Enunciado da tarefa 1 ->
Com base no trecho sobre a perícia na Pavuna, responda:
(a) Em que dia a Delegacia de Homicídios da Capital realizou a perícia técnica no condomínio?
(b) O que Bento fazia quando foi atingido pelo tiro?
(c) O que os investigadores buscavam ao isolar a área?
Enunciado da tarefa 2 -> Segundo o trecho sobre a morte de Bento na Pavuna, por que a perícia não foi feita no dia do crime? Explique em até três frases.
Enunciado da tarefa 3 -> Retome a notícia sobre a perícia no condomínio da Pavuna e continue o texto a partir da última frase apresentada.

Trecho ->
§

Agentes da Delegacia de Homicídios da Capital (DHC) realizaram, nesta terça-feira (2), uma perícia técnica no condomínio residencial localizado na Pavuna, Zona Norte do Rio de Janeiro. O objetivo é reconstruir a dinâmica do crime que tirou a vida de Bento Costa Petillo Bezze, de apenas 12 anos. O menino foi atingido por um tiro fatal no peito enquanto brincava na quadra de esportes do conjunto habitacional onde morava com a família.
A perícia não pôde ser executado de forma imediata no dia do crime. Assim que foi baleado, Bento recebeu os primeiros socorros de parentes e vizinhos, sendo transferido às pressas para uma unidade hospitalar da região na tentativa de salvar sua vida, o que acabou alterando a cena do crime. Por conta disso, os investigadores da Polícia Civil precisaram isolar a área posteriormente para buscar vestígios de munição e determinar o ângulo do disparo.

§

Registros fornecidos ->
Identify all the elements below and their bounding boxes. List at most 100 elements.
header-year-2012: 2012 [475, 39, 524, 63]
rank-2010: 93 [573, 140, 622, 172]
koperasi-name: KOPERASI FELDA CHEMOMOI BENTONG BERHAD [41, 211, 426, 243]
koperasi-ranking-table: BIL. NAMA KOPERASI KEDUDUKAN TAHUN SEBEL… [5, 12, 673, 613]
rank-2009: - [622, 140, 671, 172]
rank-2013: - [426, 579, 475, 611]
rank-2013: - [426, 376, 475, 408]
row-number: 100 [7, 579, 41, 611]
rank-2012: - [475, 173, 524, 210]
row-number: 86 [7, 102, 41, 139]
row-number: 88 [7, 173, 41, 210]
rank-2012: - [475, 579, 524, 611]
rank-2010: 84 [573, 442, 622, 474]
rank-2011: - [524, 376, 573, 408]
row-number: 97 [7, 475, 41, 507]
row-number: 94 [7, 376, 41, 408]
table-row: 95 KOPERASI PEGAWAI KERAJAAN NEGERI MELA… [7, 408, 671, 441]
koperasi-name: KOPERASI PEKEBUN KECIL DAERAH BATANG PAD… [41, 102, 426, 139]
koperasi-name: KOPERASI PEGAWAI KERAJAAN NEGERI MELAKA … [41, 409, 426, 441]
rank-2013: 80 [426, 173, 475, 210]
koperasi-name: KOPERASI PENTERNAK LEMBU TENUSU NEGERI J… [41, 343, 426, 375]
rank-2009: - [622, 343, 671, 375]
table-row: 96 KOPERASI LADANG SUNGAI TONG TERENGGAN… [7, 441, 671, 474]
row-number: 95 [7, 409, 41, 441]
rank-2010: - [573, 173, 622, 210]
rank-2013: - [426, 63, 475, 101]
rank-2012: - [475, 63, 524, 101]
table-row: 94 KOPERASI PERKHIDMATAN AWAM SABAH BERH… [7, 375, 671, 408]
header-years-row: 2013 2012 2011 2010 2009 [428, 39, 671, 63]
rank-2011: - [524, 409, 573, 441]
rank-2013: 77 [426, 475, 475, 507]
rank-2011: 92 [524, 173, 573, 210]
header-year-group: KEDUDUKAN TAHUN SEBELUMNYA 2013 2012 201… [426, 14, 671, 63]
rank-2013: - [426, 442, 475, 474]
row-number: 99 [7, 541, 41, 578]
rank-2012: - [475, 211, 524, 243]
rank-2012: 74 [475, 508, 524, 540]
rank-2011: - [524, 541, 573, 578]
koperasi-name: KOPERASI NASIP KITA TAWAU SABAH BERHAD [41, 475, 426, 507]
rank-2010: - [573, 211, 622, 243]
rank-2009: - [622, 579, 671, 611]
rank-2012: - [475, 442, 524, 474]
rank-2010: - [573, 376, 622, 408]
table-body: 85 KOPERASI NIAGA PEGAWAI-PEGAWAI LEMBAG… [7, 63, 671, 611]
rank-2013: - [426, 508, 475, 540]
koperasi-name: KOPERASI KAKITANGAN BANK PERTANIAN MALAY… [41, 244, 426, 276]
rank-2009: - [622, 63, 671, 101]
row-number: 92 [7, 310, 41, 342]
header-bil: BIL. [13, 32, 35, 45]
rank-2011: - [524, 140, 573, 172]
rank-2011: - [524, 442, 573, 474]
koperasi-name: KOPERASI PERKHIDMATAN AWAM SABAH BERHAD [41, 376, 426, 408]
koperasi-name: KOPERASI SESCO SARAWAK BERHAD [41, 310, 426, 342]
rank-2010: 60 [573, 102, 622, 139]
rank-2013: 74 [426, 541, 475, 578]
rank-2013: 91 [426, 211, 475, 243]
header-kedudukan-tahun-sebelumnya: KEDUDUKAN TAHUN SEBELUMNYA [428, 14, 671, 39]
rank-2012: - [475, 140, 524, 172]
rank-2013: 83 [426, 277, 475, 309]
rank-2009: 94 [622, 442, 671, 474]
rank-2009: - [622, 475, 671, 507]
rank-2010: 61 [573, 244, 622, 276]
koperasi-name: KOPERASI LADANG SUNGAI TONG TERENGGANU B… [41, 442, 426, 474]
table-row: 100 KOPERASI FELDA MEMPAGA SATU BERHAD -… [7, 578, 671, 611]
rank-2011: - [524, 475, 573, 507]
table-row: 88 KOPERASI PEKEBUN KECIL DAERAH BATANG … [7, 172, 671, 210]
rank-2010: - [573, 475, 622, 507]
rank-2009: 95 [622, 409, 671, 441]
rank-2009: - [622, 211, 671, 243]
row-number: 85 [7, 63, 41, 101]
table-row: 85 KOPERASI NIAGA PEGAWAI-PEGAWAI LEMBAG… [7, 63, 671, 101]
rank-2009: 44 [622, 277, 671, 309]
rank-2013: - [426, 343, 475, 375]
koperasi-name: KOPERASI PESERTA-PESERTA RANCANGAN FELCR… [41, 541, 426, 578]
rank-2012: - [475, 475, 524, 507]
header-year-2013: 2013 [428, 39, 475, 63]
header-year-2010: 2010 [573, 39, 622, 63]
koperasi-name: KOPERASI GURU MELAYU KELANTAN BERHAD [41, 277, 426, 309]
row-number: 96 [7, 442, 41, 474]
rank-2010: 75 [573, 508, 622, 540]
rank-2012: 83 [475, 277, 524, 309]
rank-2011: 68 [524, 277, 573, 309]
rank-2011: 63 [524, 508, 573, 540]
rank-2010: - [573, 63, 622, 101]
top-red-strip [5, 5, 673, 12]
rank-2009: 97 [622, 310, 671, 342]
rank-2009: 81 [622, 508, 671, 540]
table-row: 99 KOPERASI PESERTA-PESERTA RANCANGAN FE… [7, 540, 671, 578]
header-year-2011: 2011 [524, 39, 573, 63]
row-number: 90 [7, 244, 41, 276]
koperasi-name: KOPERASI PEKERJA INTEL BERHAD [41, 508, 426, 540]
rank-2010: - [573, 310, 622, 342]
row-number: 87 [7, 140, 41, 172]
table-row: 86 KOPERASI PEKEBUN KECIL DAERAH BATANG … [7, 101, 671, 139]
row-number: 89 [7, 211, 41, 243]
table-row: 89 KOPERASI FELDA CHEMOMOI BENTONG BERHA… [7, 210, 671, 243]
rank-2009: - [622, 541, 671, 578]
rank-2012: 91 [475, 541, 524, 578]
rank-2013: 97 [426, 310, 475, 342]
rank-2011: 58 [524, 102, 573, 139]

§

Resposta esperada 1 ->
(a) Na terça-feira (2).
(b) Brincava na quadra de esportes do conjunto habitacional onde morava com a família.
(c) Vestígios de munição, além de determinar o ângulo do disparo.

Resposta esperada 2 -> Logo após ser baleado, Bento recebeu os primeiros socorros de parentes e vizinhos e foi levado às pressas para uma unidade hospitalar da região. Esse atendimento acabou alterando a cena do crime. Por isso, os investigadores da Polícia Civil só puderam isolar a área e examiná-la depois.

Resposta esperada 3 ->
Abalados, os familiares do jovem acompanham de perto o trabalho dos peritos nesta tarde. O clima é de profunda dor e indignação, ocorrendo poucas horas após o sepultamento do menino, que foi enterrado sob forte comoção no Cemitério de Inhaúma. Amigos e vizinhos também compareceram ao local para prestar solidariedade à família e cobrar respostas rápidas das autoridades de segurança pública sobre a tragédia.
A principal linha de investigação aponta para a atuação de criminosos que controlam a região. Os agentes apuram a informação de que o tiro que matou Bento teria partido de um evento realizado em uma área vizinha. Relatos indicam que traficantes locais promoviam uma intensa queima de fogos e disparos para o alto em comemoração ao aniversário do chefe do tráfico da comunidade da Quitanda, também situada no bairro da Pavuna.